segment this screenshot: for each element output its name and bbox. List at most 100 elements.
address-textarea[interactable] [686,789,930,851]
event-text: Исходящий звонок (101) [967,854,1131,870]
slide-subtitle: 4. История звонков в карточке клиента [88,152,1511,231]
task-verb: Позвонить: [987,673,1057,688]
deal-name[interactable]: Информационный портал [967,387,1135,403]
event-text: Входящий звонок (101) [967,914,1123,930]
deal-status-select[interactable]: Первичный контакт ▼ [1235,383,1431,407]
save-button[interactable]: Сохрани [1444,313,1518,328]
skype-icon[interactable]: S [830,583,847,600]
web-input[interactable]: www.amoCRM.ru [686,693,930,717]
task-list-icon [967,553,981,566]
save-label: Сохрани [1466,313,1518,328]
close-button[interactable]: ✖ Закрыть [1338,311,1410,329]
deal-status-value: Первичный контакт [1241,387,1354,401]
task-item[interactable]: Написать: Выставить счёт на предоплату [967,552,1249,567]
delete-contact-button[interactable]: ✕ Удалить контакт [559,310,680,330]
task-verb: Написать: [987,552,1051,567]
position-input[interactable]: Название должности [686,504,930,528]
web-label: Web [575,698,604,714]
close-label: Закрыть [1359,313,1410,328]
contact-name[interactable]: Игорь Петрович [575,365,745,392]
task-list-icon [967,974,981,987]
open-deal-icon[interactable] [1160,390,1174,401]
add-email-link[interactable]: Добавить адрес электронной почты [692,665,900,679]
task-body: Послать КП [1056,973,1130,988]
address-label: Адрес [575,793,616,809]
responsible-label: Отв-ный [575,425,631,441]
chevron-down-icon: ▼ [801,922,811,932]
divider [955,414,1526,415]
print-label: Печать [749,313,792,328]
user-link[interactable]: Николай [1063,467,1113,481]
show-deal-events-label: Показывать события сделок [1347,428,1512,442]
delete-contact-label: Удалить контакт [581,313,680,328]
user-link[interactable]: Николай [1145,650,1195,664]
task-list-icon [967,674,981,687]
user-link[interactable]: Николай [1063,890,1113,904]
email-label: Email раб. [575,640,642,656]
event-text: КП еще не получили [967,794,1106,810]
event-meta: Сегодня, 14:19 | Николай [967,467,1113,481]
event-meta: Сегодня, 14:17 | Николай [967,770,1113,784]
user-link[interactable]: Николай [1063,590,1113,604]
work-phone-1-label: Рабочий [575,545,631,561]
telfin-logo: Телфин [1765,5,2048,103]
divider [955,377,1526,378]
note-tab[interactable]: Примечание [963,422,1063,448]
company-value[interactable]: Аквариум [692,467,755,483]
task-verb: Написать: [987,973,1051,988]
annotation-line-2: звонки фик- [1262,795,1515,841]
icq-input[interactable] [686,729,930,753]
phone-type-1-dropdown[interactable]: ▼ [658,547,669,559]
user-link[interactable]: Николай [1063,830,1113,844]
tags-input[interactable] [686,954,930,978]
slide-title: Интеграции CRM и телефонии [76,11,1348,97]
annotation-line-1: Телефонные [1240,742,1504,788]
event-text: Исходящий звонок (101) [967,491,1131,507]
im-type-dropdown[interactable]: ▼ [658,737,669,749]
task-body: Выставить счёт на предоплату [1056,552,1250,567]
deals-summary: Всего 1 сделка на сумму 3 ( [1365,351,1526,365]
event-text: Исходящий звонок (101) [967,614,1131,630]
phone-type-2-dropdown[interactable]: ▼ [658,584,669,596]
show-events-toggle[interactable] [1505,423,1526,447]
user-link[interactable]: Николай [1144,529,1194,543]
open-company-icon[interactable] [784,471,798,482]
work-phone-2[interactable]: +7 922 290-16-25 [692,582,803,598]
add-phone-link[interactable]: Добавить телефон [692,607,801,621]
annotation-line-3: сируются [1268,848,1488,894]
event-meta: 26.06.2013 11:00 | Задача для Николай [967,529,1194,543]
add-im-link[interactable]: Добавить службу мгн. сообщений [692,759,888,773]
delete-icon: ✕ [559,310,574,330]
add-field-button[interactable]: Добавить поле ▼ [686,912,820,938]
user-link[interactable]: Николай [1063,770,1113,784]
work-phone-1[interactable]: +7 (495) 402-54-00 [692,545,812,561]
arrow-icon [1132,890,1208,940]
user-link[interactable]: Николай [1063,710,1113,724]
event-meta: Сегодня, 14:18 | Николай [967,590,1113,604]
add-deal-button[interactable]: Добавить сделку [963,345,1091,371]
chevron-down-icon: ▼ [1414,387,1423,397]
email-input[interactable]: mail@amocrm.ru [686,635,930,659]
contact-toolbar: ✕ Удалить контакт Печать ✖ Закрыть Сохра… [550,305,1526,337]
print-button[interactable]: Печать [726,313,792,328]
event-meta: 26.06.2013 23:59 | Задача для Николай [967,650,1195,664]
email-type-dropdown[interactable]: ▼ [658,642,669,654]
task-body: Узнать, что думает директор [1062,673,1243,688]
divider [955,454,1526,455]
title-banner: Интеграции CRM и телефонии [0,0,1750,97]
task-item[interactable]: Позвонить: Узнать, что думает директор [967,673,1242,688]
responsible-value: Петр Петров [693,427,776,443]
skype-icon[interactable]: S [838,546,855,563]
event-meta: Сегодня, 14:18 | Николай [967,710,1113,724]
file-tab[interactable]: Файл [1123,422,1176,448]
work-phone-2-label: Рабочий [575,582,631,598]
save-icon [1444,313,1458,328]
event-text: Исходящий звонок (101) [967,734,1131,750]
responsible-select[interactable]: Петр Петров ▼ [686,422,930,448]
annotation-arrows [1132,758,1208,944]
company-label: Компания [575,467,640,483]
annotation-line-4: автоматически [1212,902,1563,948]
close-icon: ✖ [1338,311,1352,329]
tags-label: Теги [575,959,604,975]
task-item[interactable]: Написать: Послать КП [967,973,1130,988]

*Requirement*: Write out every line of the material above word for word, keeping each character, number and bracket unchanged.

*Exercise answer*:
segment this screenshot: for each element output its name and bbox. List at most 100 elements.
address-textarea[interactable] [686,789,930,851]
event-text: Исходящий звонок (101) [967,854,1131,870]
slide-subtitle: 4. История звонков в карточке клиента [88,152,1511,231]
task-verb: Позвонить: [987,673,1057,688]
deal-name[interactable]: Информационный портал [967,387,1135,403]
event-text: Входящий звонок (101) [967,914,1123,930]
deal-status-select[interactable]: Первичный контакт ▼ [1235,383,1431,407]
save-button[interactable]: Сохрани [1444,313,1518,328]
skype-icon[interactable]: S [830,583,847,600]
web-input[interactable]: www.amoCRM.ru [686,693,930,717]
task-list-icon [967,553,981,566]
save-label: Сохрани [1466,313,1518,328]
close-button[interactable]: ✖ Закрыть [1338,311,1410,329]
deal-status-value: Первичный контакт [1241,387,1354,401]
task-item[interactable]: Написать: Выставить счёт на предоплату [967,552,1249,567]
delete-contact-button[interactable]: ✕ Удалить контакт [559,310,680,330]
task-verb: Написать: [987,552,1051,567]
position-input[interactable]: Название должности [686,504,930,528]
web-label: Web [575,698,604,714]
close-label: Закрыть [1359,313,1410,328]
contact-name[interactable]: Игорь Петрович [575,365,745,392]
task-list-icon [967,974,981,987]
open-deal-icon[interactable] [1160,390,1174,401]
add-email-link[interactable]: Добавить адрес электронной почты [692,665,900,679]
task-body: Послать КП [1056,973,1130,988]
address-label: Адрес [575,793,616,809]
responsible-label: Отв-ный [575,425,631,441]
chevron-down-icon: ▼ [801,922,811,932]
divider [955,414,1526,415]
print-label: Печать [749,313,792,328]
user-link[interactable]: Николай [1063,467,1113,481]
show-deal-events-label: Показывать события сделок [1347,428,1512,442]
delete-contact-label: Удалить контакт [581,313,680,328]
user-link[interactable]: Николай [1145,650,1195,664]
task-list-icon [967,674,981,687]
user-link[interactable]: Николай [1063,890,1113,904]
email-label: Email раб. [575,640,642,656]
event-text: КП еще не получили [967,794,1106,810]
event-meta: Сегодня, 14:19 | Николай [967,467,1113,481]
event-meta: Сегодня, 14:17 | Николай [967,770,1113,784]
user-link[interactable]: Николай [1063,590,1113,604]
work-phone-1-label: Рабочий [575,545,631,561]
telfin-logo: Телфин [1765,5,2048,103]
divider [955,377,1526,378]
note-tab[interactable]: Примечание [963,422,1063,448]
company-value[interactable]: Аквариум [692,467,755,483]
task-verb: Написать: [987,973,1051,988]
annotation-line-2: звонки фик- [1262,795,1515,841]
icq-input[interactable] [686,729,930,753]
phone-type-1-dropdown[interactable]: ▼ [658,547,669,559]
user-link[interactable]: Николай [1063,830,1113,844]
tags-input[interactable] [686,954,930,978]
slide-title: Интеграции CRM и телефонии [76,11,1348,97]
annotation-line-1: Телефонные [1240,742,1504,788]
event-text: Исходящий звонок (101) [967,491,1131,507]
im-type-dropdown[interactable]: ▼ [658,737,669,749]
task-body: Выставить счёт на предоплату [1056,552,1250,567]
deals-summary: Всего 1 сделка на сумму 3 ( [1365,351,1526,365]
event-text: Исходящий звонок (101) [967,614,1131,630]
phone-type-2-dropdown[interactable]: ▼ [658,584,669,596]
show-events-toggle[interactable] [1505,423,1526,447]
user-link[interactable]: Николай [1144,529,1194,543]
open-company-icon[interactable] [784,471,798,482]
work-phone-2[interactable]: +7 922 290-16-25 [692,582,803,598]
add-phone-link[interactable]: Добавить телефон [692,607,801,621]
annotation-line-3: сируются [1268,848,1488,894]
event-meta: 26.06.2013 11:00 | Задача для Николай [967,529,1194,543]
add-im-link[interactable]: Добавить службу мгн. сообщений [692,759,888,773]
delete-icon: ✕ [559,310,574,330]
add-field-button[interactable]: Добавить поле ▼ [686,912,820,938]
user-link[interactable]: Николай [1063,770,1113,784]
work-phone-1[interactable]: +7 (495) 402-54-00 [692,545,812,561]
arrow-icon [1132,890,1208,940]
user-link[interactable]: Николай [1063,710,1113,724]
event-meta: Сегодня, 14:18 | Николай [967,590,1113,604]
add-deal-button[interactable]: Добавить сделку [963,345,1091,371]
chevron-down-icon: ▼ [1414,387,1423,397]
email-input[interactable]: mail@amocrm.ru [686,635,930,659]
contact-toolbar: ✕ Удалить контакт Печать ✖ Закрыть Сохра… [550,305,1526,337]
print-button[interactable]: Печать [726,313,792,328]
event-meta: 26.06.2013 23:59 | Задача для Николай [967,650,1195,664]
email-type-dropdown[interactable]: ▼ [658,642,669,654]
task-body: Узнать, что думает директор [1062,673,1243,688]
divider [955,454,1526,455]
title-banner: Интеграции CRM и телефонии [0,0,1750,97]
task-item[interactable]: Позвонить: Узнать, что думает директор [967,673,1242,688]
responsible-value: Петр Петров [693,427,776,443]
skype-icon[interactable]: S [838,546,855,563]
event-meta: Сегодня, 14:18 | Николай [967,710,1113,724]
file-tab[interactable]: Файл [1123,422,1176,448]
work-phone-2-label: Рабочий [575,582,631,598]
save-icon [1444,313,1458,328]
event-text: Исходящий звонок (101) [967,734,1131,750]
responsible-select[interactable]: Петр Петров ▼ [686,422,930,448]
annotation-arrows [1132,758,1208,944]
company-label: Компания [575,467,640,483]
annotation-line-4: автоматически [1212,902,1563,948]
close-icon: ✖ [1338,311,1352,329]
tags-label: Теги [575,959,604,975]
task-item[interactable]: Написать: Послать КП [967,973,1130,988]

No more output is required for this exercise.